### Short problem
Reproduce the listing below word for word, from its first line through the line that contains "temperature-label: 28: [259, 136, 273, 151]".

== Listing ==

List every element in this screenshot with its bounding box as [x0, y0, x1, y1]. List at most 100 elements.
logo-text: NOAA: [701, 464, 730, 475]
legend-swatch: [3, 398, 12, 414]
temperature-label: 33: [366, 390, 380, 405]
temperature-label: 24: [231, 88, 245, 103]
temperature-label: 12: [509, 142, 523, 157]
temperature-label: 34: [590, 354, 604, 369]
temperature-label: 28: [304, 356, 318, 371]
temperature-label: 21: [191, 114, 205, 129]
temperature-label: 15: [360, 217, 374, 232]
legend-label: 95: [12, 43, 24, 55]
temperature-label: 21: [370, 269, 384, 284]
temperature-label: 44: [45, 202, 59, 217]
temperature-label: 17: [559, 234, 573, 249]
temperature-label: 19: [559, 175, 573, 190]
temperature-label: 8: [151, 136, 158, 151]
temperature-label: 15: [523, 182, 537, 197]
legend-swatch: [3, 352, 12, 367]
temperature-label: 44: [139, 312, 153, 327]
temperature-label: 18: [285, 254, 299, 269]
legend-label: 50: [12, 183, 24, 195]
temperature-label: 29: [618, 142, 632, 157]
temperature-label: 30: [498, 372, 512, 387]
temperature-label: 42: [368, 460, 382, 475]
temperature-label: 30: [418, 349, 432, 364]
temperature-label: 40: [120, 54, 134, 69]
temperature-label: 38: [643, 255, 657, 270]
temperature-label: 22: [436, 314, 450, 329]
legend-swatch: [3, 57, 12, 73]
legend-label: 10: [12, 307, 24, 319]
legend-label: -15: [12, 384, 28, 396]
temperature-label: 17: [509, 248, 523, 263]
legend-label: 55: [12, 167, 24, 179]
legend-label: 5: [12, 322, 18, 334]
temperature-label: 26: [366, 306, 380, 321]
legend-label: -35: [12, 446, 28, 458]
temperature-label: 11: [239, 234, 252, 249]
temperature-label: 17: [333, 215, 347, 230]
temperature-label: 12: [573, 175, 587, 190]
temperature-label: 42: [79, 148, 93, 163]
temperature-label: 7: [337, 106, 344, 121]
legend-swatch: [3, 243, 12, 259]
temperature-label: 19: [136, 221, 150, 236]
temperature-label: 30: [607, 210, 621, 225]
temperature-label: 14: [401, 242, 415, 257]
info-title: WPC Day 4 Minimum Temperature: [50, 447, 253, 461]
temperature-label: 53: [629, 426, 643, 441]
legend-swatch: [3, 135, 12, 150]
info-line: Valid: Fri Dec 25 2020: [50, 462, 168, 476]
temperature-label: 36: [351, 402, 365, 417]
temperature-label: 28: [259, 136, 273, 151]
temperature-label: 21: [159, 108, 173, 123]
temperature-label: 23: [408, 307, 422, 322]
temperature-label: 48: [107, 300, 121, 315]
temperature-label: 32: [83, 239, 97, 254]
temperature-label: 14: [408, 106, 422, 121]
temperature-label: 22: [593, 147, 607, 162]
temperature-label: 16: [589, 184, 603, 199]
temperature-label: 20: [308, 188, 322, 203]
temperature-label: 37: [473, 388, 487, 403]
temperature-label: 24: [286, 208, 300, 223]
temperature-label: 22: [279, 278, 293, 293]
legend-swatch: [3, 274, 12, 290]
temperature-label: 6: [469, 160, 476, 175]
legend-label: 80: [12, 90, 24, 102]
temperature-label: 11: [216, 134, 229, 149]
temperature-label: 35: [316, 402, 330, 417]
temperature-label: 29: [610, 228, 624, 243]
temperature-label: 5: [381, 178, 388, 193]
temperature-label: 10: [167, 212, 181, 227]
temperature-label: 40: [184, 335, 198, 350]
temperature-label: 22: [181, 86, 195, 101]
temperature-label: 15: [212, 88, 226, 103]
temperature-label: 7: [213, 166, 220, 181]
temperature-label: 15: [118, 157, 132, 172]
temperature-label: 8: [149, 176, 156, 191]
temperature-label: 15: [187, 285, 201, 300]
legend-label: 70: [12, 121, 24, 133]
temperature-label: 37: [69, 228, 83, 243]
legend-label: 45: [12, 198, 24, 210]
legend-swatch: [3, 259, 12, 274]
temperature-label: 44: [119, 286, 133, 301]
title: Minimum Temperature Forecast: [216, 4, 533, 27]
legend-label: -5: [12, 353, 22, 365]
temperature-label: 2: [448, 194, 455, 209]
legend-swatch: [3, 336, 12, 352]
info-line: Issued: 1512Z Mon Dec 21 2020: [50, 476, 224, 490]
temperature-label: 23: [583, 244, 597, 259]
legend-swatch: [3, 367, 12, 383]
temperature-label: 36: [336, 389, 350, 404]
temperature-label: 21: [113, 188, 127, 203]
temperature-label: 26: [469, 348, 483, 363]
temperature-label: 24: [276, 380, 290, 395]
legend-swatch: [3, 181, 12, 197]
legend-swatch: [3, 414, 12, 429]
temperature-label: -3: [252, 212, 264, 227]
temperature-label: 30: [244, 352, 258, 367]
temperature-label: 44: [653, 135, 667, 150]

===

### Complete output
List every element in this screenshot with its bounding box as [x0, y0, x1, y1]. List at most 100 elements.
logo-text: NOAA: [701, 464, 730, 475]
legend-swatch: [3, 398, 12, 414]
temperature-label: 33: [366, 390, 380, 405]
temperature-label: 24: [231, 88, 245, 103]
temperature-label: 12: [509, 142, 523, 157]
temperature-label: 34: [590, 354, 604, 369]
temperature-label: 28: [304, 356, 318, 371]
temperature-label: 21: [191, 114, 205, 129]
temperature-label: 15: [360, 217, 374, 232]
legend-label: 95: [12, 43, 24, 55]
temperature-label: 21: [370, 269, 384, 284]
temperature-label: 44: [45, 202, 59, 217]
temperature-label: 17: [559, 234, 573, 249]
temperature-label: 19: [559, 175, 573, 190]
temperature-label: 8: [151, 136, 158, 151]
temperature-label: 15: [523, 182, 537, 197]
legend-swatch: [3, 352, 12, 367]
temperature-label: 44: [139, 312, 153, 327]
temperature-label: 18: [285, 254, 299, 269]
legend-label: 50: [12, 183, 24, 195]
temperature-label: 29: [618, 142, 632, 157]
temperature-label: 30: [498, 372, 512, 387]
temperature-label: 42: [368, 460, 382, 475]
temperature-label: 30: [418, 349, 432, 364]
temperature-label: 40: [120, 54, 134, 69]
temperature-label: 38: [643, 255, 657, 270]
temperature-label: 22: [436, 314, 450, 329]
legend-swatch: [3, 57, 12, 73]
legend-label: 10: [12, 307, 24, 319]
legend-label: -15: [12, 384, 28, 396]
temperature-label: 17: [509, 248, 523, 263]
legend-label: 55: [12, 167, 24, 179]
legend-label: 5: [12, 322, 18, 334]
temperature-label: 26: [366, 306, 380, 321]
legend-label: -35: [12, 446, 28, 458]
temperature-label: 11: [239, 234, 252, 249]
temperature-label: 17: [333, 215, 347, 230]
temperature-label: 12: [573, 175, 587, 190]
temperature-label: 42: [79, 148, 93, 163]
temperature-label: 7: [337, 106, 344, 121]
legend-swatch: [3, 243, 12, 259]
temperature-label: 19: [136, 221, 150, 236]
temperature-label: 30: [607, 210, 621, 225]
temperature-label: 14: [401, 242, 415, 257]
info-title: WPC Day 4 Minimum Temperature: [50, 447, 253, 461]
temperature-label: 53: [629, 426, 643, 441]
legend-swatch: [3, 135, 12, 150]
info-line: Valid: Fri Dec 25 2020: [50, 462, 168, 476]
temperature-label: 36: [351, 402, 365, 417]
temperature-label: 28: [259, 136, 273, 151]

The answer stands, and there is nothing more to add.